THE PROBLEM. Write the material out again in full, word for word. Do not include the pictures.

══════

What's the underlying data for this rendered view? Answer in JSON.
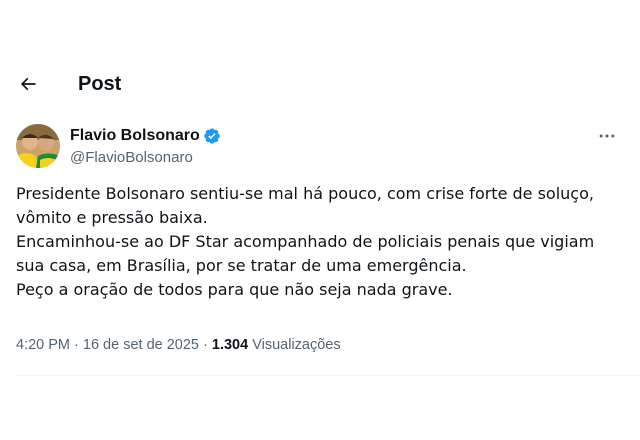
{
  "header": {
    "back_icon": "arrow-left-icon",
    "title": "Post"
  },
  "author": {
    "name": "Flavio Bolsonaro",
    "handle": "@FlavioBolsonaro",
    "verified_icon": "verified-badge-icon",
    "verified_color": "#1d9bf0",
    "more_icon": "more-horizontal-icon"
  },
  "tweet": {
    "lines": [
      "Presidente Bolsonaro sentiu-se mal há pouco, com crise forte de soluço,",
      "vômito e pressão baixa.",
      "Encaminhou-se ao DF Star acompanhado de policiais penais que vigiam",
      "sua casa, em Brasília, por se tratar de uma emergência.",
      "Peço a oração de todos para que não seja nada grave."
    ]
  },
  "meta": {
    "time": "4:20 PM",
    "separator": "·",
    "date": "16 de set de 2025",
    "views_count": "1.304",
    "views_label": "Visualizações"
  },
  "colors": {
    "text_primary": "#0f1419",
    "text_secondary": "#536471",
    "divider": "#eff3f4"
  }
}
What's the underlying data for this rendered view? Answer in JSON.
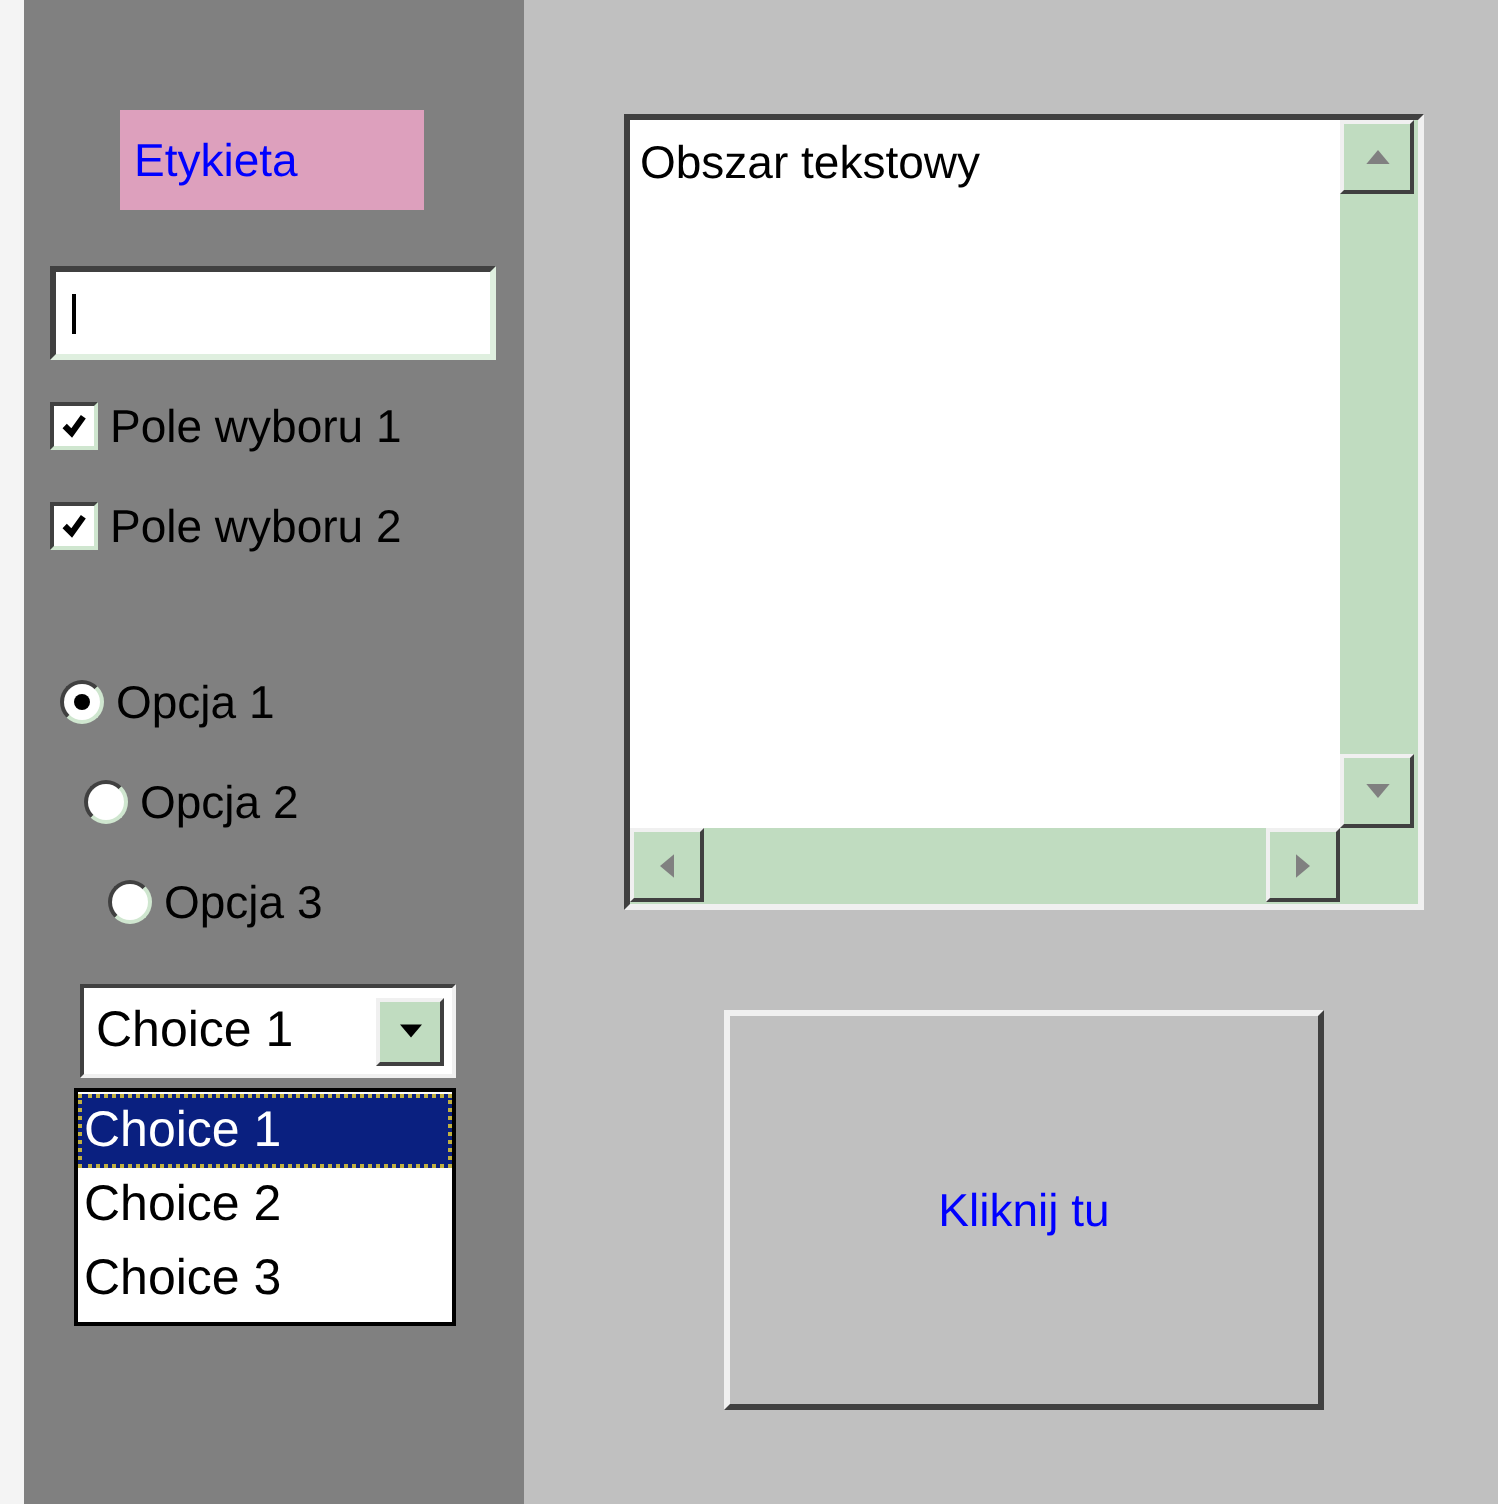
{
  "label": {
    "text": "Etykieta"
  },
  "text_field": {
    "focused": true
  },
  "checkboxes": [
    {
      "label": "Pole wyboru 1",
      "checked": true
    },
    {
      "label": "Pole wyboru 2",
      "checked": true
    }
  ],
  "radios": [
    {
      "label": "Opcja 1",
      "selected": true
    },
    {
      "label": "Opcja 2",
      "selected": false
    },
    {
      "label": "Opcja 3",
      "selected": false
    }
  ],
  "dropdown": {
    "value": "Choice 1",
    "expanded": true,
    "options": [
      {
        "label": "Choice 1",
        "selected": true
      },
      {
        "label": "Choice 2",
        "selected": false
      },
      {
        "label": "Choice 3",
        "selected": false
      }
    ]
  },
  "text_area": {
    "value": "Obszar tekstowy"
  },
  "button": {
    "label": "Kliknij tu"
  }
}
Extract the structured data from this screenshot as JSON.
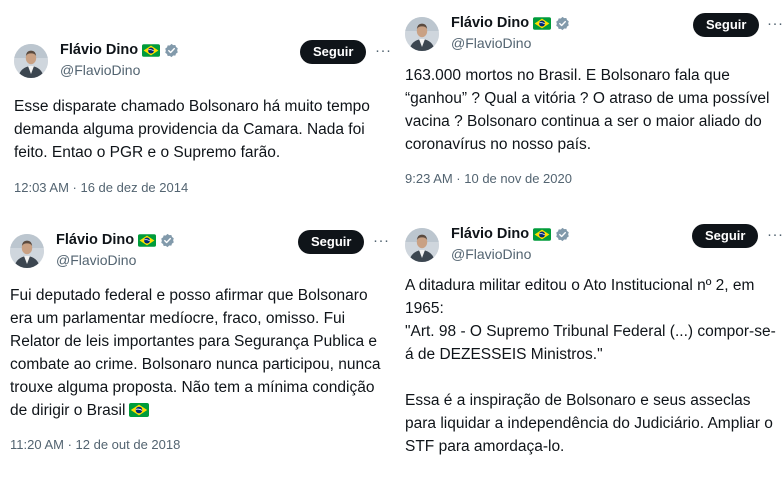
{
  "tweets": [
    {
      "author": "Flávio Dino",
      "handle": "@FlavioDino",
      "follow_label": "Seguir",
      "more_label": "···",
      "text": "Esse disparate chamado Bolsonaro há muito tempo demanda alguma providencia da Camara. Nada foi feito. Entao o PGR e o Supremo farão.",
      "timestamp": "12:03 AM · 16 de dez de 2014"
    },
    {
      "author": "Flávio Dino",
      "handle": "@FlavioDino",
      "follow_label": "Seguir",
      "more_label": "···",
      "text": "163.000 mortos no Brasil. E Bolsonaro fala que “ganhou” ? Qual a vitória ? O atraso de uma possível vacina ? Bolsonaro continua a ser o maior aliado do coronavírus no nosso país.",
      "timestamp": "9:23 AM · 10 de nov de 2020"
    },
    {
      "author": "Flávio Dino",
      "handle": "@FlavioDino",
      "follow_label": "Seguir",
      "more_label": "···",
      "text": "Fui deputado federal e posso afirmar que Bolsonaro era um parlamentar medíocre, fraco, omisso. Fui Relator de leis importantes para Segurança Publica e combate ao crime. Bolsonaro nunca participou, nunca trouxe alguma proposta. Não tem a mínima condição de dirigir o Brasil",
      "timestamp": "11:20 AM · 12 de out de 2018"
    },
    {
      "author": "Flávio Dino",
      "handle": "@FlavioDino",
      "follow_label": "Seguir",
      "more_label": "···",
      "text": "A ditadura militar editou o Ato Institucional nº 2, em 1965:\n\"Art. 98 - O Supremo Tribunal Federal (...) compor-se-á de DEZESSEIS Ministros.\"\n\nEssa é a inspiração de Bolsonaro e seus asseclas para liquidar a independência do Judiciário. Ampliar o STF para amordaça-lo.",
      "timestamp": ""
    }
  ],
  "colors": {
    "text": "#0f1419",
    "secondary": "#536471",
    "follow_button_bg": "#0f1419",
    "follow_button_text": "#ffffff",
    "verified_badge": "#829aab",
    "flag_green": "#009c3b",
    "flag_yellow": "#ffdf00",
    "flag_blue": "#002776"
  },
  "icons": {
    "verified": "verified-badge-icon",
    "flag": "brazil-flag-icon",
    "more": "more-options-icon"
  }
}
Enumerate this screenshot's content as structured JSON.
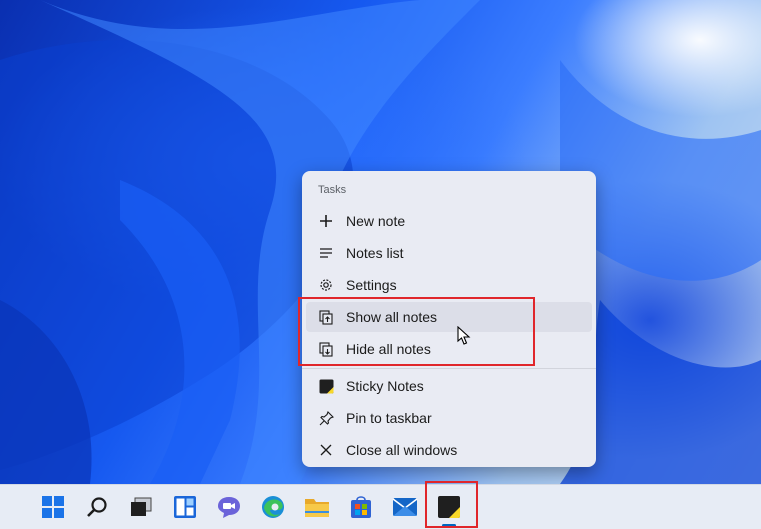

══════

OUTPUT FOR THIS TASK.
What's the underlying data for this rendered view? Answer in JSON.
{
  "header": {
    "back_icon": "arrow-left-icon",
    "title": "Post"
  },
  "author": {
    "name": "Flavio Bolsonaro",
    "handle": "@FlavioBolsonaro",
    "verified_icon": "verified-badge-icon",
    "verified_color": "#1d9bf0",
    "more_icon": "more-horizontal-icon"
  },
  "tweet": {
    "lines": [
      "Presidente Bolsonaro sentiu-se mal há pouco, com crise forte de soluço,",
      "vômito e pressão baixa.",
      "Encaminhou-se ao DF Star acompanhado de policiais penais que vigiam",
      "sua casa, em Brasília, por se tratar de uma emergência.",
      "Peço a oração de todos para que não seja nada grave."
    ]
  },
  "meta": {
    "time": "4:20 PM",
    "separator": "·",
    "date": "16 de set de 2025",
    "views_count": "1.304",
    "views_label": "Visualizações"
  },
  "colors": {
    "text_primary": "#0f1419",
    "text_secondary": "#536471",
    "divider": "#eff3f4"
  }
}
What's the underlying data for this rendered view? Answer in JSON.
{
  "label": {
    "text": "Etykieta"
  },
  "text_field": {
    "focused": true
  },
  "checkboxes": [
    {
      "label": "Pole wyboru 1",
      "checked": true
    },
    {
      "label": "Pole wyboru 2",
      "checked": true
    }
  ],
  "radios": [
    {
      "label": "Opcja 1",
      "selected": true
    },
    {
      "label": "Opcja 2",
      "selected": false
    },
    {
      "label": "Opcja 3",
      "selected": false
    }
  ],
  "dropdown": {
    "value": "Choice 1",
    "expanded": true,
    "options": [
      {
        "label": "Choice 1",
        "selected": true
      },
      {
        "label": "Choice 2",
        "selected": false
      },
      {
        "label": "Choice 3",
        "selected": false
      }
    ]
  },
  "text_area": {
    "value": "Obszar tekstowy"
  },
  "button": {
    "label": "Kliknij tu"
  }
}
Extract the structured data from this screenshot as JSON.
{
  "tweets": [
    {
      "author": "Flávio Dino",
      "handle": "@FlavioDino",
      "follow_label": "Seguir",
      "more_label": "···",
      "text": "Esse disparate chamado Bolsonaro há muito tempo demanda alguma providencia da Camara. Nada foi feito. Entao o PGR e o Supremo farão.",
      "timestamp": "12:03 AM · 16 de dez de 2014"
    },
    {
      "author": "Flávio Dino",
      "handle": "@FlavioDino",
      "follow_label": "Seguir",
      "more_label": "···",
      "text": "163.000 mortos no Brasil. E Bolsonaro fala que “ganhou” ? Qual a vitória ? O atraso de uma possível vacina ? Bolsonaro continua a ser o maior aliado do coronavírus no nosso país.",
      "timestamp": "9:23 AM · 10 de nov de 2020"
    },
    {
      "author": "Flávio Dino",
      "handle": "@FlavioDino",
      "follow_label": "Seguir",
      "more_label": "···",
      "text": "Fui deputado federal e posso afirmar que Bolsonaro era um parlamentar medíocre, fraco, omisso. Fui Relator de leis importantes para Segurança Publica e combate ao crime. Bolsonaro nunca participou, nunca trouxe alguma proposta. Não tem a mínima condição de dirigir o Brasil",
      "timestamp": "11:20 AM · 12 de out de 2018"
    },
    {
      "author": "Flávio Dino",
      "handle": "@FlavioDino",
      "follow_label": "Seguir",
      "more_label": "···",
      "text": "A ditadura militar editou o Ato Institucional nº 2, em 1965:\n\"Art. 98 - O Supremo Tribunal Federal (...) compor-se-á de DEZESSEIS Ministros.\"\n\nEssa é a inspiração de Bolsonaro e seus asseclas para liquidar a independência do Judiciário. Ampliar o STF para amordaça-lo.",
      "timestamp": ""
    }
  ],
  "colors": {
    "text": "#0f1419",
    "secondary": "#536471",
    "follow_button_bg": "#0f1419",
    "follow_button_text": "#ffffff",
    "verified_badge": "#829aab",
    "flag_green": "#009c3b",
    "flag_yellow": "#ffdf00",
    "flag_blue": "#002776"
  },
  "icons": {
    "verified": "verified-badge-icon",
    "flag": "brazil-flag-icon",
    "more": "more-options-icon"
  }
}
Enumerate this screenshot's content as structured JSON.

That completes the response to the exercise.